§ Direction: Copy each line in which the string "JSON" occurs.

§ Given data:
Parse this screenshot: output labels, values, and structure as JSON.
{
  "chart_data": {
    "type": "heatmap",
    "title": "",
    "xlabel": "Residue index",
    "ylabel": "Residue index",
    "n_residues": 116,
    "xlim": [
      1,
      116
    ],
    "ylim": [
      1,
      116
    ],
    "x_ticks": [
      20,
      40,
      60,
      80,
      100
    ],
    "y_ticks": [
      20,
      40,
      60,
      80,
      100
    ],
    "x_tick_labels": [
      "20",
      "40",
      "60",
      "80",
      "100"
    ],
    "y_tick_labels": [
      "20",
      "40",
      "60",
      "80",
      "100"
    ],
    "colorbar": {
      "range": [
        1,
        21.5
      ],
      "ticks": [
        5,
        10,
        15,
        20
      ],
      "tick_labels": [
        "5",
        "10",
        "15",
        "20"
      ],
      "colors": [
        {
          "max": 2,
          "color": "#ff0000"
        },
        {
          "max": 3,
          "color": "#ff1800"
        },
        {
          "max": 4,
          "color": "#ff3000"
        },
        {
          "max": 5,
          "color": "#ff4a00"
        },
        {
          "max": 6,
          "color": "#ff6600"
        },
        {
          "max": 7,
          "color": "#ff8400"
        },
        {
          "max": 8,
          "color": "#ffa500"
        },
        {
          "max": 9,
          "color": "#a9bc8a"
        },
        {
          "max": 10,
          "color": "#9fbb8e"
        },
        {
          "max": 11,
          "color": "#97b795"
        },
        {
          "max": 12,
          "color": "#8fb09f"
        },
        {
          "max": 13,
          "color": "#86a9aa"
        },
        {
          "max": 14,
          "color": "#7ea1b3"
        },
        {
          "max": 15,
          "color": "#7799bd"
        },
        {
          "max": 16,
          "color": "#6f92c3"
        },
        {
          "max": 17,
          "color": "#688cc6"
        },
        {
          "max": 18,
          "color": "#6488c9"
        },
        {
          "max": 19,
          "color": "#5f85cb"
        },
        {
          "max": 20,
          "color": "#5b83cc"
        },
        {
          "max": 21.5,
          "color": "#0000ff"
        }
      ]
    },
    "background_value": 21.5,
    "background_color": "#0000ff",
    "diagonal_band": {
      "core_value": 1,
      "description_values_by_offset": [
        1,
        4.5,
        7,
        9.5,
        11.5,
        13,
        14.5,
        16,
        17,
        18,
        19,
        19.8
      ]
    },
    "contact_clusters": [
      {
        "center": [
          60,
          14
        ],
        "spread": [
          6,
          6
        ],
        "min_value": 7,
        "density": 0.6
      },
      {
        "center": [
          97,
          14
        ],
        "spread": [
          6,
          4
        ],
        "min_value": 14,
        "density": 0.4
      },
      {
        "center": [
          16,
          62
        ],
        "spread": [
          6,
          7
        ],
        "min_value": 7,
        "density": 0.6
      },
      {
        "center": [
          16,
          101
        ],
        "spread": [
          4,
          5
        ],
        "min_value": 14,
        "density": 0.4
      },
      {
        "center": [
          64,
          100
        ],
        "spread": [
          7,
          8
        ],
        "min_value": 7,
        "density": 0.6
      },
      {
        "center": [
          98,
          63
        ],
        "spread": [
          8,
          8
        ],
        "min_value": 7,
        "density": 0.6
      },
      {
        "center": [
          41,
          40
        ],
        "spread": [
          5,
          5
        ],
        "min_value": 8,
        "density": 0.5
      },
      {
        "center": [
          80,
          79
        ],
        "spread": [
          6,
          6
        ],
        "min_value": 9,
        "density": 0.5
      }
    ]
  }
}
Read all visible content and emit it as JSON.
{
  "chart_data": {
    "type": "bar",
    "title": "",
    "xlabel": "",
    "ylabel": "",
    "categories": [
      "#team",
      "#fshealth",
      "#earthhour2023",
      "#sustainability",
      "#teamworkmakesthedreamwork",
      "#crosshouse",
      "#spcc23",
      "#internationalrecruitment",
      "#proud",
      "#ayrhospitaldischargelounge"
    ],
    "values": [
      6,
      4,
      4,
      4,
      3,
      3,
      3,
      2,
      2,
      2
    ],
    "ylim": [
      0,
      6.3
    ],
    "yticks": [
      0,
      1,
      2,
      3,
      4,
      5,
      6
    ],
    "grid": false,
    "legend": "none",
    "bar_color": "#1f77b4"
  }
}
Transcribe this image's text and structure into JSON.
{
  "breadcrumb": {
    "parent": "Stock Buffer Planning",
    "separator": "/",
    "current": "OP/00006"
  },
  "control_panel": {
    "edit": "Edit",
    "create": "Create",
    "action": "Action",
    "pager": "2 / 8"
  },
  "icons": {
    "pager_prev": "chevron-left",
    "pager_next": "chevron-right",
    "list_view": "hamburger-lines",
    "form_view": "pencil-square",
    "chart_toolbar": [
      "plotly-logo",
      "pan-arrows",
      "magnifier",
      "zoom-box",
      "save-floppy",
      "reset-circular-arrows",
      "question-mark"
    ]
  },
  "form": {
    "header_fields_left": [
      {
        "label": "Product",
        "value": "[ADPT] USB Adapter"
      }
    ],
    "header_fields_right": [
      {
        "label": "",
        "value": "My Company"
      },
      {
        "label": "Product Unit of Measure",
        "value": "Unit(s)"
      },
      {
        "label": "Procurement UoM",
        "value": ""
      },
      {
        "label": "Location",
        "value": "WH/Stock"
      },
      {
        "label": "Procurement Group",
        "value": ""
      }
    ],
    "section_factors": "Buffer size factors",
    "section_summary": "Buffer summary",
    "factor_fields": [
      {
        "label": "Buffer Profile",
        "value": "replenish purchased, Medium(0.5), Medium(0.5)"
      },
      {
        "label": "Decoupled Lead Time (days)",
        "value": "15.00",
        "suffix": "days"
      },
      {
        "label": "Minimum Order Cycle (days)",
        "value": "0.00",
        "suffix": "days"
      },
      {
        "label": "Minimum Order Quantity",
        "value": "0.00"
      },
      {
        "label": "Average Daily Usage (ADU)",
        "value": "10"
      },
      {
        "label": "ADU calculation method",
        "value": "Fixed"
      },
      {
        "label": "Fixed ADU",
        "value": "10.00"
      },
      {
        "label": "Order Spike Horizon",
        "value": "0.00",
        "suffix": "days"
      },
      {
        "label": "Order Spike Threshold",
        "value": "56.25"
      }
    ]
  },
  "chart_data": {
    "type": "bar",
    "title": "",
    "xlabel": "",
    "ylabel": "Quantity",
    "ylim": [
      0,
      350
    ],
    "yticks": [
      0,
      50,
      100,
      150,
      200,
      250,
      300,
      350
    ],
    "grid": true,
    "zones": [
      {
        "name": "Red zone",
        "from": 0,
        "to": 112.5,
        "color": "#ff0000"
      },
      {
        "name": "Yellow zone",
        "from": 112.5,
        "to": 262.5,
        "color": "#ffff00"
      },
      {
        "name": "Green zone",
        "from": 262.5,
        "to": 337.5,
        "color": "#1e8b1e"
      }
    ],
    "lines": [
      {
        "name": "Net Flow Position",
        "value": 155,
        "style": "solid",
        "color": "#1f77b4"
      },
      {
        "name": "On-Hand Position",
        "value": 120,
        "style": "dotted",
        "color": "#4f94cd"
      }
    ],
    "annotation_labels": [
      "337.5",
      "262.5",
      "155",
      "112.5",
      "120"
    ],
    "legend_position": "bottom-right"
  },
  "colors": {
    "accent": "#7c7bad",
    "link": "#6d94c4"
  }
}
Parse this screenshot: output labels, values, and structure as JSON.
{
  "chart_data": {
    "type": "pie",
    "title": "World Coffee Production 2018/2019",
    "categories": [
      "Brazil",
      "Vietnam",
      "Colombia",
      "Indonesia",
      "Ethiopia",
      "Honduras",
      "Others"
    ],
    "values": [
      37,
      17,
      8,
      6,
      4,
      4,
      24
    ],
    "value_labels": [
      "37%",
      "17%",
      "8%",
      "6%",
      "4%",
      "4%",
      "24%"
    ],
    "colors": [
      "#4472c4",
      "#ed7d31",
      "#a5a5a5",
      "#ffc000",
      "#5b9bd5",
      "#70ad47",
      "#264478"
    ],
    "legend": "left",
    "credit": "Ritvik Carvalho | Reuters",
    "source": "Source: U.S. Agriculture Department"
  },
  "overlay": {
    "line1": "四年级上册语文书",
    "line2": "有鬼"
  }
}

§ Solution to this task:
Parse this screenshot: output labels, values, and structure as JSON.
Read all visible content and emit it as JSON.
Transcribe this image's text and structure into JSON.
Parse this screenshot: output labels, values, and structure as JSON.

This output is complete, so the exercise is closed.